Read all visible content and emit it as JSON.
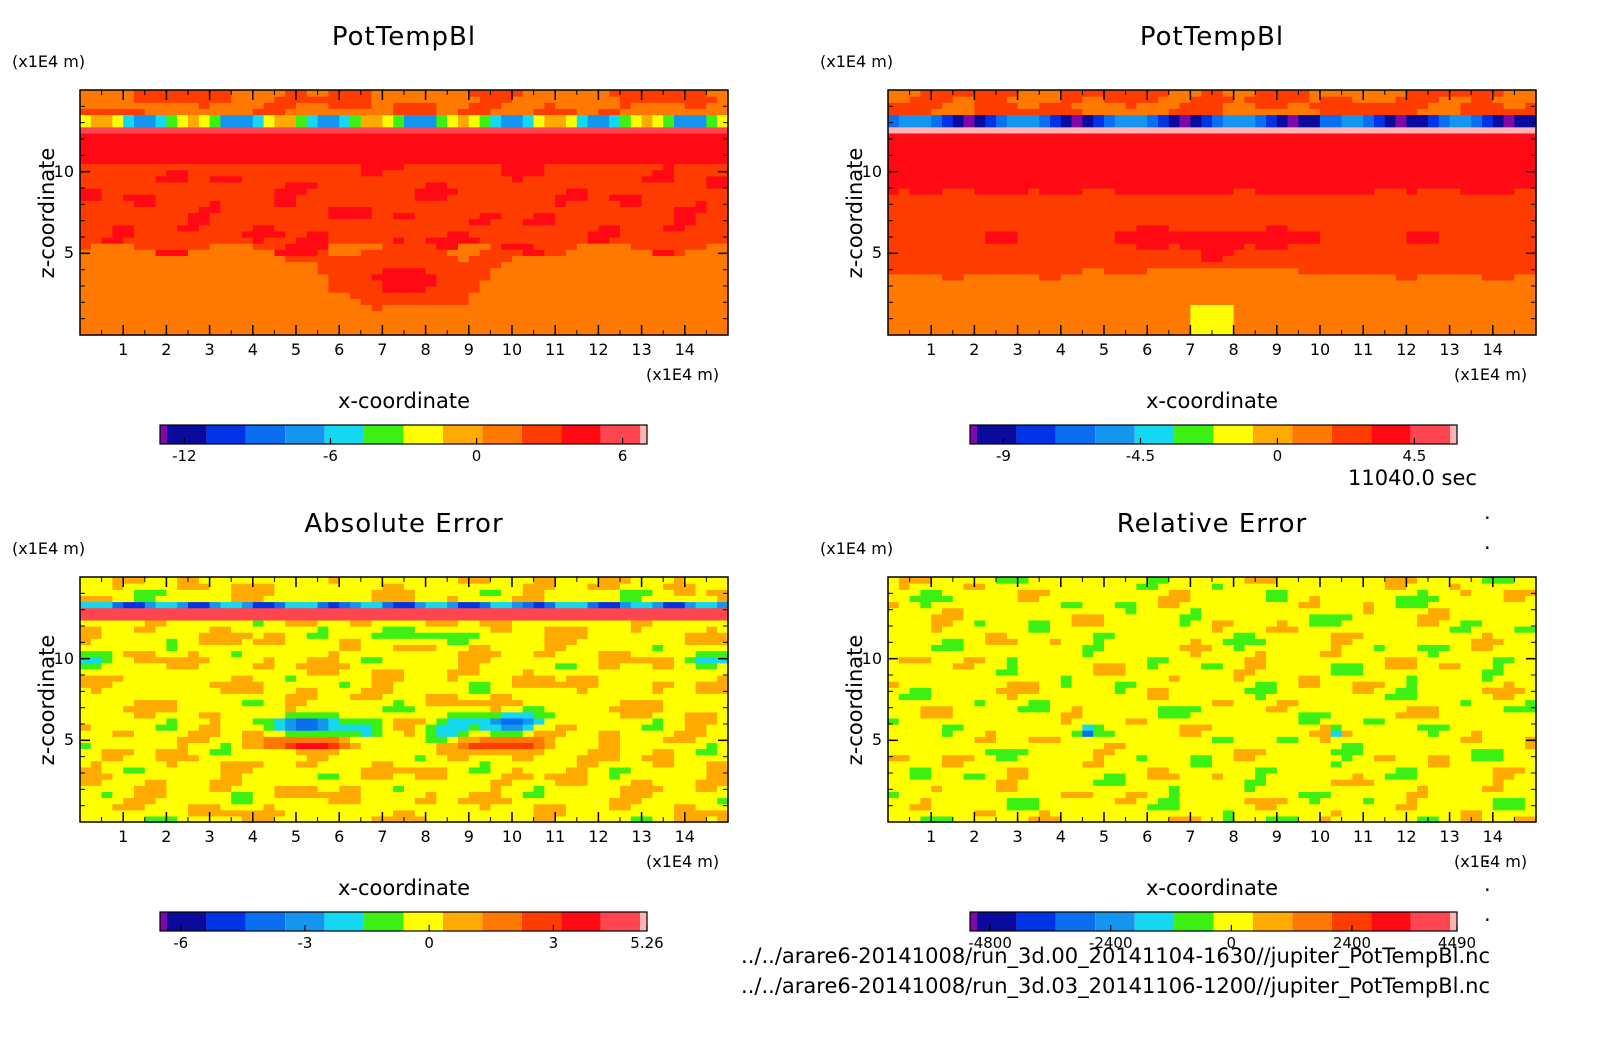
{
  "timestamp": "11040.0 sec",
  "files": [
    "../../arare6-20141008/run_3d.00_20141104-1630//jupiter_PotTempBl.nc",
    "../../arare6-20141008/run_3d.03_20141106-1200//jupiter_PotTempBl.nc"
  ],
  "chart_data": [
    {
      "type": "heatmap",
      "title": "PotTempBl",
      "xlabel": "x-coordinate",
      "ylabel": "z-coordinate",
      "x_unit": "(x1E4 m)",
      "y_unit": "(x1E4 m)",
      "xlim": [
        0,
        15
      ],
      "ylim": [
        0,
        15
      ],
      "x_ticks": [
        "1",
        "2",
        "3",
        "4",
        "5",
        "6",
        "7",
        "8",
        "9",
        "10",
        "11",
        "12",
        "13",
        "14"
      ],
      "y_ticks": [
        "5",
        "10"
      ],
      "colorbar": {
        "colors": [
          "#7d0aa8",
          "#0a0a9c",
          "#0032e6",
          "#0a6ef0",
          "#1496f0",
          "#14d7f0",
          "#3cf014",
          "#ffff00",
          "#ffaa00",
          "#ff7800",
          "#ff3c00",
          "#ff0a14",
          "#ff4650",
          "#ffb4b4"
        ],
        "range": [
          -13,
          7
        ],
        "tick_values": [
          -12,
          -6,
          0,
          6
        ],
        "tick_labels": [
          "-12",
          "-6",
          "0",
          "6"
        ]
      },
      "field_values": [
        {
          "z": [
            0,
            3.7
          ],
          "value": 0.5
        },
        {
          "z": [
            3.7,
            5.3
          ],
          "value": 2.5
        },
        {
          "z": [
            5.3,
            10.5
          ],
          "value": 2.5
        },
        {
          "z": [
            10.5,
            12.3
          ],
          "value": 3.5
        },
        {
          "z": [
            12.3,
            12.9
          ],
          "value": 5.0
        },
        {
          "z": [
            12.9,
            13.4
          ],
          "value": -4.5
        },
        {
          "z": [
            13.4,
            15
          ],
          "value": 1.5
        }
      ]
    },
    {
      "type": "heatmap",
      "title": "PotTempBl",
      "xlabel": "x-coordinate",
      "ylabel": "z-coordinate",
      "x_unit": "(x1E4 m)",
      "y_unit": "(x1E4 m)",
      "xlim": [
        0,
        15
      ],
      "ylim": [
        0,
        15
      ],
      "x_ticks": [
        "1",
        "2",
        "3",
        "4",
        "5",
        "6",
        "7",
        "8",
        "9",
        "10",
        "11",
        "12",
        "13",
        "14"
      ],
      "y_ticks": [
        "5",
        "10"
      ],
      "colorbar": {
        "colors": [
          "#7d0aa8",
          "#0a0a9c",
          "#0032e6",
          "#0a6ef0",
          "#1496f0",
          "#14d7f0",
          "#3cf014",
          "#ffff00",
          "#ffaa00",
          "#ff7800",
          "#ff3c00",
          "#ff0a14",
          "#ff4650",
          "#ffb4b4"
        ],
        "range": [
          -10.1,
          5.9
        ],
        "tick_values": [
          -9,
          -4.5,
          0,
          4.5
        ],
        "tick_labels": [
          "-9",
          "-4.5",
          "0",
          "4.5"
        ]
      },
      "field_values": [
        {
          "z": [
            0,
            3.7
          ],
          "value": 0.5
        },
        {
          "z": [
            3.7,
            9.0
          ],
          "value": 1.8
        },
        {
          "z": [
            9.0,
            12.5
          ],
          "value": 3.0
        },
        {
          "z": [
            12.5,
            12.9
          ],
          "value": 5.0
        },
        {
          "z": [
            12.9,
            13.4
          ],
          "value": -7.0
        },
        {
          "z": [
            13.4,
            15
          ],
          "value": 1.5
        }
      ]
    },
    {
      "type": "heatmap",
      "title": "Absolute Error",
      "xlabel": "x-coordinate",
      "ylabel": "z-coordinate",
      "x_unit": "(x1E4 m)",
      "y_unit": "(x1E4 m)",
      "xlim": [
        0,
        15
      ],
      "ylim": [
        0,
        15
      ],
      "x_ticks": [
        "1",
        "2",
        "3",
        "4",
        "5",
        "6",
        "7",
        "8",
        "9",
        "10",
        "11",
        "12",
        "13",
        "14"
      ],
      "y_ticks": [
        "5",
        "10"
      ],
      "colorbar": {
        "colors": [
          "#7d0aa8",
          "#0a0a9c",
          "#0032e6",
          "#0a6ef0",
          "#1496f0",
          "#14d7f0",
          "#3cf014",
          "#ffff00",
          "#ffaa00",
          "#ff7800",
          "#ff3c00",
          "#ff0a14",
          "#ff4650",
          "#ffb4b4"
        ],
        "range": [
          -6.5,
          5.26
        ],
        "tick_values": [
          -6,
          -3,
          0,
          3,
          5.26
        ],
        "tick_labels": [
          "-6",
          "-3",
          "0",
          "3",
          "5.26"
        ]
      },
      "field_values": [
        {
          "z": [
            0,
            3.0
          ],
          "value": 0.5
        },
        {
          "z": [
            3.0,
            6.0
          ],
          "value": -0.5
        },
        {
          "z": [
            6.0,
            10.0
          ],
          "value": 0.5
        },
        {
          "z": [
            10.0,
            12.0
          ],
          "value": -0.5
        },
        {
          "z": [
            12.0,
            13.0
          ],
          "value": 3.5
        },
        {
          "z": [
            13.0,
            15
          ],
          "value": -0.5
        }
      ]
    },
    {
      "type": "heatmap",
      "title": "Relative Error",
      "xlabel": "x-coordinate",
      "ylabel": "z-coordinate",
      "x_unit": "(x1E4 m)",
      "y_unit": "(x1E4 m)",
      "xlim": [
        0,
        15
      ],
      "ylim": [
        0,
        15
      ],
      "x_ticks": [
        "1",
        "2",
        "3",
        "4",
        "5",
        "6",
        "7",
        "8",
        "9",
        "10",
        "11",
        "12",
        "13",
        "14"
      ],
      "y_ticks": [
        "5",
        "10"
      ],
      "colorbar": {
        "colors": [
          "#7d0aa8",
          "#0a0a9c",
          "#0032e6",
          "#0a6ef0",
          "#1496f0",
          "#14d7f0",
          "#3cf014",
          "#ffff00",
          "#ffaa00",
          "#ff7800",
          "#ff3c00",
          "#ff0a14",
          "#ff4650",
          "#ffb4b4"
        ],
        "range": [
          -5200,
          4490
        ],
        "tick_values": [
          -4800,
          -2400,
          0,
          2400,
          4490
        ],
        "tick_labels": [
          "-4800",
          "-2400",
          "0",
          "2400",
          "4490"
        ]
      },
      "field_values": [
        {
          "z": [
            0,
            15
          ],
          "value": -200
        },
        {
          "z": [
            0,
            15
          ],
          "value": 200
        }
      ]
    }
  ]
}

■ ■ ■ ■ ■

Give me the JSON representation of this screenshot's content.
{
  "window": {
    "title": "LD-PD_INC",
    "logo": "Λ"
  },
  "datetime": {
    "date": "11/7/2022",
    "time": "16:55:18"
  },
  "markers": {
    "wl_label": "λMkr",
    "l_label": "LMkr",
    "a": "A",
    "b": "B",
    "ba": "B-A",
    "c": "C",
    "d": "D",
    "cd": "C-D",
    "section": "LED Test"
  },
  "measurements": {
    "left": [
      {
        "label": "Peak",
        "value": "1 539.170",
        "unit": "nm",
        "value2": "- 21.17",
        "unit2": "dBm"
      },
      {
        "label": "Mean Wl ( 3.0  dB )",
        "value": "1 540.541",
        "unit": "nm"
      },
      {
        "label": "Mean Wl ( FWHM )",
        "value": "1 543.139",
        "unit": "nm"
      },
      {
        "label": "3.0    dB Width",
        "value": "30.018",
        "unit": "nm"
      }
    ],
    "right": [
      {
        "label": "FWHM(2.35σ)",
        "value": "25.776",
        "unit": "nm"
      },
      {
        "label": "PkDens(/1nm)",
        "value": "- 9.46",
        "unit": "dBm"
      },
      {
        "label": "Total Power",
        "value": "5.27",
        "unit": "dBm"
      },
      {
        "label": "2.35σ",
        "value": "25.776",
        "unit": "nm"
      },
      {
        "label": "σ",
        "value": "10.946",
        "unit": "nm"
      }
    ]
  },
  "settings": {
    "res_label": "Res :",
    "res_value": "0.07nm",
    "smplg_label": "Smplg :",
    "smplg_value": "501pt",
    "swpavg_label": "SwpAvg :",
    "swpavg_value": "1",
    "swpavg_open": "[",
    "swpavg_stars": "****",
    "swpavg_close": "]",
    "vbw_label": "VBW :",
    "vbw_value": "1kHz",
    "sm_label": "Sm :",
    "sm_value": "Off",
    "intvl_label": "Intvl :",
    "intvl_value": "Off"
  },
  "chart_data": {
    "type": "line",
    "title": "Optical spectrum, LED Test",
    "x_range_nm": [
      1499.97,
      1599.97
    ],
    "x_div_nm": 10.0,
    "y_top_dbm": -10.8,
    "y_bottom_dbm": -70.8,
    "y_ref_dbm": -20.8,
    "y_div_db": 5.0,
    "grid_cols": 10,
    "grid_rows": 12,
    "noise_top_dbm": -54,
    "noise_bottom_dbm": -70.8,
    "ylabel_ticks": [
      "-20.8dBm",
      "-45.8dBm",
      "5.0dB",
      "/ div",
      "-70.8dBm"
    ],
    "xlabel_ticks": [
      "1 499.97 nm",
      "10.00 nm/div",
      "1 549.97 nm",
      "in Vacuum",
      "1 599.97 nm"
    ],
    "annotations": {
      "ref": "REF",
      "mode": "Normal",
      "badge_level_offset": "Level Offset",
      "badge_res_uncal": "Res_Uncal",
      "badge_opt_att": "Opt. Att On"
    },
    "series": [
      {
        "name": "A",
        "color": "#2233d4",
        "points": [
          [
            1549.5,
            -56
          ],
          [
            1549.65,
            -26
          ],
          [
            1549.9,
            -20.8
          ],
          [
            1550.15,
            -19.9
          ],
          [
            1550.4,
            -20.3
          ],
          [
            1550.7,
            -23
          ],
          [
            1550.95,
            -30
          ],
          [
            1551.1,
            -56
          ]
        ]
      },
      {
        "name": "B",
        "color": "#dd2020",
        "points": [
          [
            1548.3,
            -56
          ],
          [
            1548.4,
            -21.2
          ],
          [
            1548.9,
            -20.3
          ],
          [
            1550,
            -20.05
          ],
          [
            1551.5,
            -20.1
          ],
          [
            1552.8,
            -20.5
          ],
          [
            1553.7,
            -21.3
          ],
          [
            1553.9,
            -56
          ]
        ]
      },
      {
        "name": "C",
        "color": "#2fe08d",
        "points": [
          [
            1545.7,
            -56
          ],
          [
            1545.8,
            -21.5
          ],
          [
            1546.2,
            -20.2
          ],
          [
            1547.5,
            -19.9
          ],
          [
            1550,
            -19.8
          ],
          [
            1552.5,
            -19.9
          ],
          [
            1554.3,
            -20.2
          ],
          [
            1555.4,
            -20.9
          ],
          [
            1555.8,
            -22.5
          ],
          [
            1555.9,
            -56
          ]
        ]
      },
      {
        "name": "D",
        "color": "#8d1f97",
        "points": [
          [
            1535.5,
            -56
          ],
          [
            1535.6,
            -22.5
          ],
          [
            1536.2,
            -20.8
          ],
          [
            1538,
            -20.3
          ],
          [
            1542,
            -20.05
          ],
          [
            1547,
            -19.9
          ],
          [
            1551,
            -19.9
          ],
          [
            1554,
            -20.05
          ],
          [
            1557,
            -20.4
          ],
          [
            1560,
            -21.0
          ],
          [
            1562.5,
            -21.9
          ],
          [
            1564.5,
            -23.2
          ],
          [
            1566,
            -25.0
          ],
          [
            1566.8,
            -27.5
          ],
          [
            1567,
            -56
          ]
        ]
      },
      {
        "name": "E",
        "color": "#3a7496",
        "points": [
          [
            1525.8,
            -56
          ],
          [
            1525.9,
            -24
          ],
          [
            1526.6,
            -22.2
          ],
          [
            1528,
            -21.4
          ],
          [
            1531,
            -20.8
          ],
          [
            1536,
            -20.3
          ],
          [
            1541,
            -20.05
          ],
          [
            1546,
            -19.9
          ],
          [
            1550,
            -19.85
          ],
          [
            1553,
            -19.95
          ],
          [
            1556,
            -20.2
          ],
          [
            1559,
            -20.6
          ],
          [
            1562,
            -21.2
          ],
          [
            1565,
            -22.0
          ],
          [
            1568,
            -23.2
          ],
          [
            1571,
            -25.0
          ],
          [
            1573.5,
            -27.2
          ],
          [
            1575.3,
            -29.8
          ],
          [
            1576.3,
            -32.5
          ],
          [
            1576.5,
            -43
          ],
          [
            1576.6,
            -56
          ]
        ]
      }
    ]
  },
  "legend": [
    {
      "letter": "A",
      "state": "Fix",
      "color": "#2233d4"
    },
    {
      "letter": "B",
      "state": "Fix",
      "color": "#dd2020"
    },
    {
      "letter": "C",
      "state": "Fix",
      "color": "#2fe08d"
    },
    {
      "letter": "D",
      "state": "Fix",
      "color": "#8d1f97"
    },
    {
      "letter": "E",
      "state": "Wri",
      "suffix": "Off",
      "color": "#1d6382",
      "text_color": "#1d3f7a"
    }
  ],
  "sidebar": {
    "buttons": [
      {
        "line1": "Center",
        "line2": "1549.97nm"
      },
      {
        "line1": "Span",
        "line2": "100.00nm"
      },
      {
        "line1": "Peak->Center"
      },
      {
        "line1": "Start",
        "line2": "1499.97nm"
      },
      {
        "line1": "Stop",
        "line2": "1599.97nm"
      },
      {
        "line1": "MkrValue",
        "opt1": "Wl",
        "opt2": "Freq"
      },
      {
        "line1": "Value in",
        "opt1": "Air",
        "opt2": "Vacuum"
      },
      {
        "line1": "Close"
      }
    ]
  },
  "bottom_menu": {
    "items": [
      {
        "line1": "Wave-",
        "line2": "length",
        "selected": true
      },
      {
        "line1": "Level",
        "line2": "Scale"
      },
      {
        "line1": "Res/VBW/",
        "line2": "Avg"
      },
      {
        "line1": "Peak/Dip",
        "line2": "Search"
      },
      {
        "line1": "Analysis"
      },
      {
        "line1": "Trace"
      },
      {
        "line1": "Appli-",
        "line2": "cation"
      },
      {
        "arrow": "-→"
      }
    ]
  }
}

■ ■ ■ ■ ■

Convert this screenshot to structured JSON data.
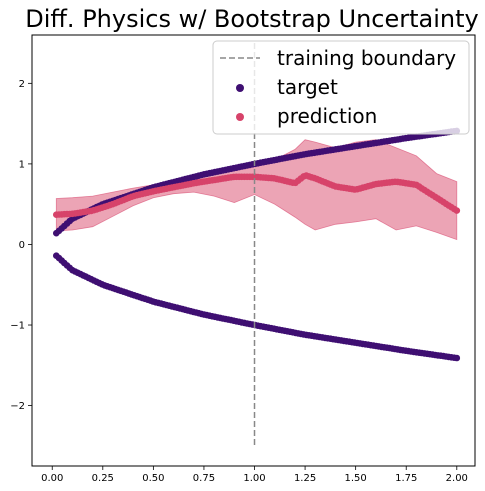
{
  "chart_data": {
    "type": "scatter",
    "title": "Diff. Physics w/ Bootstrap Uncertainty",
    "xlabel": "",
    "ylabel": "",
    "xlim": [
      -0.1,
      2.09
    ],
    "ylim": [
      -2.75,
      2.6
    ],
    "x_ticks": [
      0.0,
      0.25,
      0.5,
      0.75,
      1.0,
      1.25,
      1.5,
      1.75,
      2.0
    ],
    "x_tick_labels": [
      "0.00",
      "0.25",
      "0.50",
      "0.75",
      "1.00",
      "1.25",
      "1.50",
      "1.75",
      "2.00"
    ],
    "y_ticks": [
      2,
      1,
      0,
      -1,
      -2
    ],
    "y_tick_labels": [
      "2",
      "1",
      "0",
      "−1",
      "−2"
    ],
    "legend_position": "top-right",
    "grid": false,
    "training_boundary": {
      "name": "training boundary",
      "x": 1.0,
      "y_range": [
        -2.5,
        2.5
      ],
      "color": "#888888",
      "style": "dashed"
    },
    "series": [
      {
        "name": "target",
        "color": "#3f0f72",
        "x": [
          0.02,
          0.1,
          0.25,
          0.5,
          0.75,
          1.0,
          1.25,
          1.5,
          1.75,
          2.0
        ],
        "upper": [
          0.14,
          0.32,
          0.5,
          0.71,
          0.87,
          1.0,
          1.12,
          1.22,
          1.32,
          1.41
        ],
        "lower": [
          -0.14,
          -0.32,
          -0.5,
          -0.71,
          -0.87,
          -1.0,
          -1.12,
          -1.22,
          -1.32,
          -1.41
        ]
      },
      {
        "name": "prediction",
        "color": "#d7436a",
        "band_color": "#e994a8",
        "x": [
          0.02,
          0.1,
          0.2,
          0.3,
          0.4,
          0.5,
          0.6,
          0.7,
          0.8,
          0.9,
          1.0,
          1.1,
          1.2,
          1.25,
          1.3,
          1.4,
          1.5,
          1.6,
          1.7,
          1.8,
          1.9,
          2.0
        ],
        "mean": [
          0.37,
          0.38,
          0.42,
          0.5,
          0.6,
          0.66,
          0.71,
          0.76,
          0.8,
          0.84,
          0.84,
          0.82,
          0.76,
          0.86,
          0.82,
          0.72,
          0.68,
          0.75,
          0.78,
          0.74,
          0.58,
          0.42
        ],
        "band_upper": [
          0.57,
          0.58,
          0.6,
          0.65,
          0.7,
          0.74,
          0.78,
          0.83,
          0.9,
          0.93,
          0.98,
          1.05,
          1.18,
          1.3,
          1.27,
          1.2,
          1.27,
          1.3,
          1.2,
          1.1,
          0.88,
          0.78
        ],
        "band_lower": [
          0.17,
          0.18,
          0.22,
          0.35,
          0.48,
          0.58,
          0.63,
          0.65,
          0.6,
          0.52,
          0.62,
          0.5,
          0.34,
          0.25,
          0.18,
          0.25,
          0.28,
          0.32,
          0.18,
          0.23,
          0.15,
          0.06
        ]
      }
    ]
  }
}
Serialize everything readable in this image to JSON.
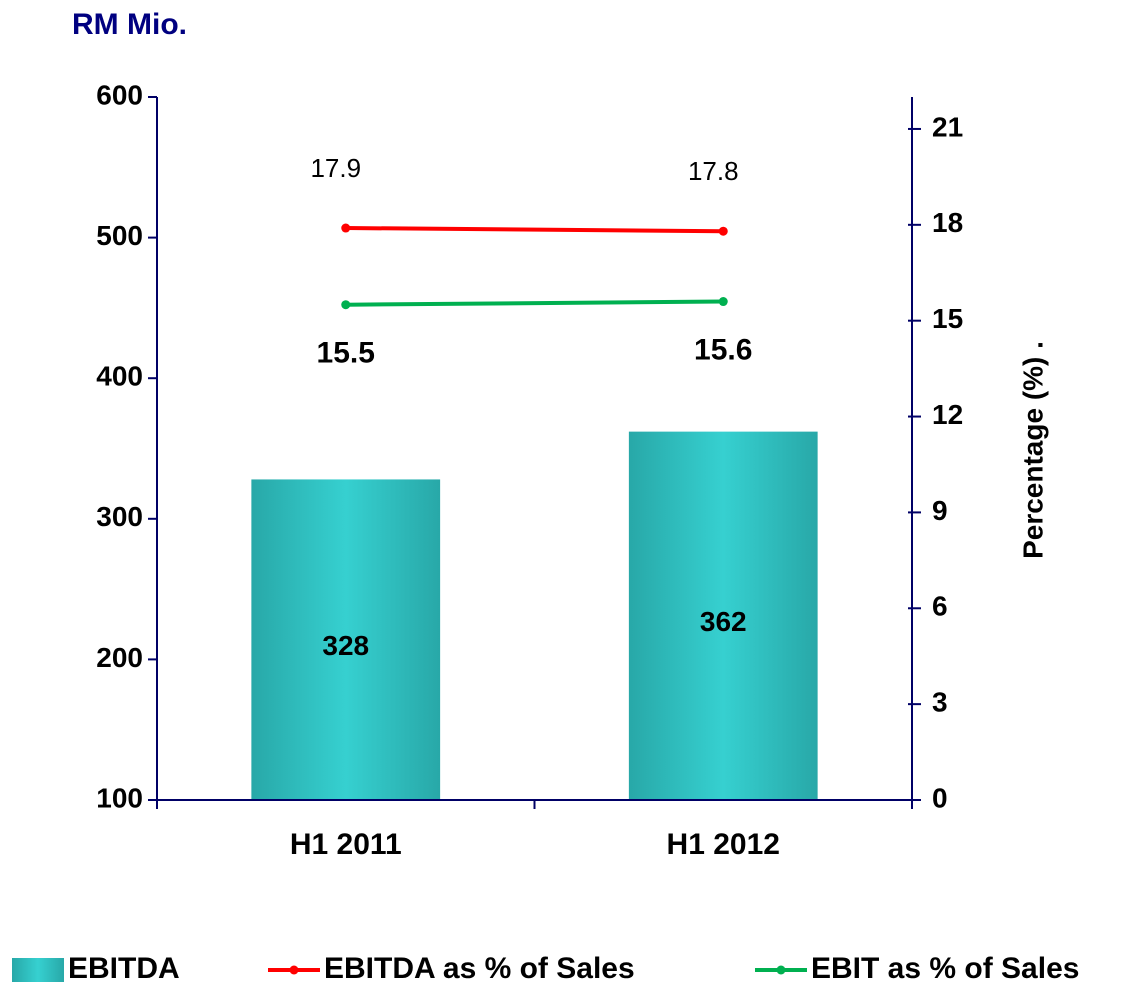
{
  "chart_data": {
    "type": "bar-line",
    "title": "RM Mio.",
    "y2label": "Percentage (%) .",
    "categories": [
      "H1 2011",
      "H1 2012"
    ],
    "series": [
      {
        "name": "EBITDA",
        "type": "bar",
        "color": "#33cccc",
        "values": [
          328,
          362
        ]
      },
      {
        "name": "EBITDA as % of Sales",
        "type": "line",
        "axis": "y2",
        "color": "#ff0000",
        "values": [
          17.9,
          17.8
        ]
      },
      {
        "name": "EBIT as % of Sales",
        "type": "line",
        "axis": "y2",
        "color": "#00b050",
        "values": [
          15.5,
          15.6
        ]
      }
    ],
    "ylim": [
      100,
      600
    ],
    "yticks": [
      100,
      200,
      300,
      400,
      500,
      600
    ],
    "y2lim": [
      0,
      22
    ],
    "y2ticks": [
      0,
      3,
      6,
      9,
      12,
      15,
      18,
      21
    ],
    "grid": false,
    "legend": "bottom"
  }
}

■ ■ ■ ■ ■

**Goal of the exercise:** Gather each line of the records holding the string "Peak".

**Answer to the task:**
        "label": "Peak",
        "line1": "Peak->Center"
        "line1": "Peak/Dip",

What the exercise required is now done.